----- TASK INPUT -----

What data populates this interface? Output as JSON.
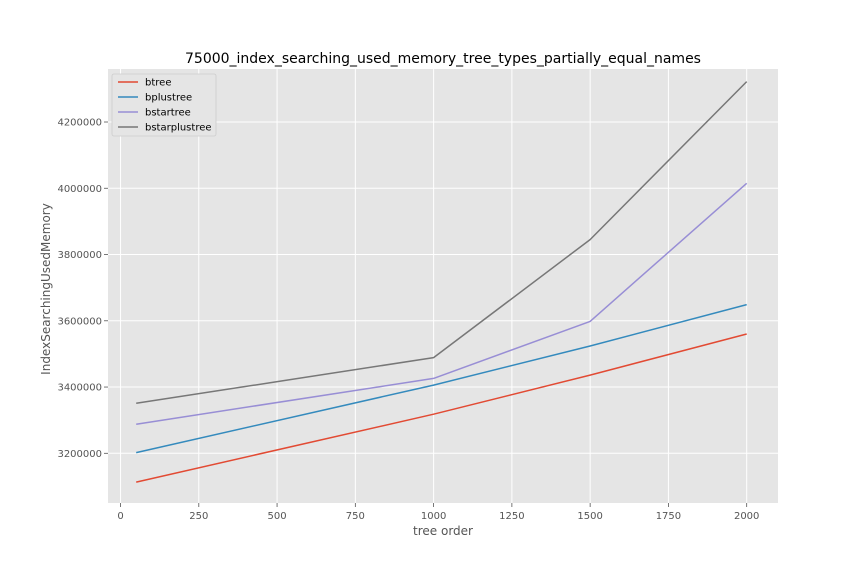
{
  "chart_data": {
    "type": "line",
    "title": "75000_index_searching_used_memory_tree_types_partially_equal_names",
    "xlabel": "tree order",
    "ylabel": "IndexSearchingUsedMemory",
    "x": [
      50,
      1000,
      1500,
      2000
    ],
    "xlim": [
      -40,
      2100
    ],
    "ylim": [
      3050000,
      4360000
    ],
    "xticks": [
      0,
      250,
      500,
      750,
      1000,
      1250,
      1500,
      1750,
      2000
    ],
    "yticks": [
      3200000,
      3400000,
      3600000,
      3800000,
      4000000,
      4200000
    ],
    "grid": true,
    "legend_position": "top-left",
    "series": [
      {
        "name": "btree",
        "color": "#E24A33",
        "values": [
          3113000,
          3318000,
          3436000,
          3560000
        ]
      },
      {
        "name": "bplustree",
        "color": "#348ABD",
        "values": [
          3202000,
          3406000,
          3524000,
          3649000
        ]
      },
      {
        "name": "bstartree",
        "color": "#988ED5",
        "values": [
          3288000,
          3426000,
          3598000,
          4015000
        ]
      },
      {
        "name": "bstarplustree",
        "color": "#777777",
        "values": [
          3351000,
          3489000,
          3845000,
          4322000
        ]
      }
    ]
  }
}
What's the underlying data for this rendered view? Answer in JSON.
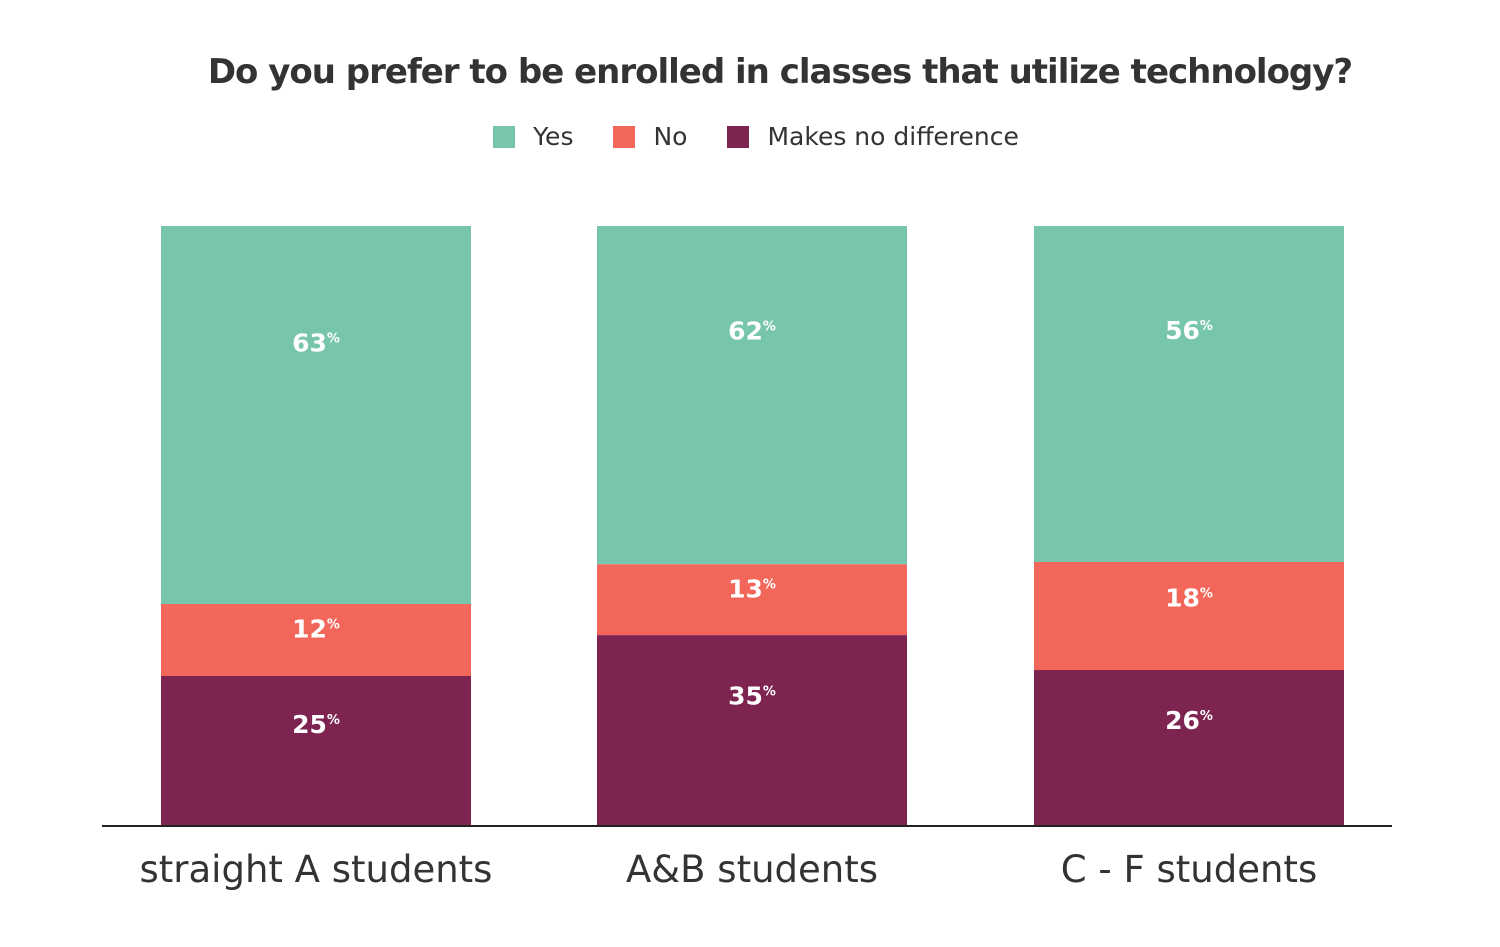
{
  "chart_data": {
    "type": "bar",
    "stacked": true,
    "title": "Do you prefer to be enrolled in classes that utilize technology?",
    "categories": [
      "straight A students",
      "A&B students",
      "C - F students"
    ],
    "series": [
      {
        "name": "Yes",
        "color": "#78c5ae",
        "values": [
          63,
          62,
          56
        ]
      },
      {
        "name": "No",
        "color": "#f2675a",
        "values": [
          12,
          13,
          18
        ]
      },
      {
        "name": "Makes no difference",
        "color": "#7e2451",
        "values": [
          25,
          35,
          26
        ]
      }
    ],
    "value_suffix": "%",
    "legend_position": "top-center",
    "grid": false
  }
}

-----

[PROBLEM]:
The lines to be quoted run from the line containing "What's the underlying" through the end of the entries above, both included; quote them exactly and leave out any pictures.

[WRITTEN SOLUTION]:
What's the underlying data for this rendered view? Answer in JSON.
{
  "chart_data": {
    "type": "bar",
    "stacked": true,
    "title": "Do you prefer to be enrolled in classes that utilize technology?",
    "categories": [
      "straight A students",
      "A&B students",
      "C - F students"
    ],
    "series": [
      {
        "name": "Yes",
        "color": "#78c5ae",
        "values": [
          63,
          62,
          56
        ]
      },
      {
        "name": "No",
        "color": "#f2675a",
        "values": [
          12,
          13,
          18
        ]
      },
      {
        "name": "Makes no difference",
        "color": "#7e2451",
        "values": [
          25,
          35,
          26
        ]
      }
    ],
    "value_suffix": "%",
    "legend_position": "top-center",
    "grid": false
  }
}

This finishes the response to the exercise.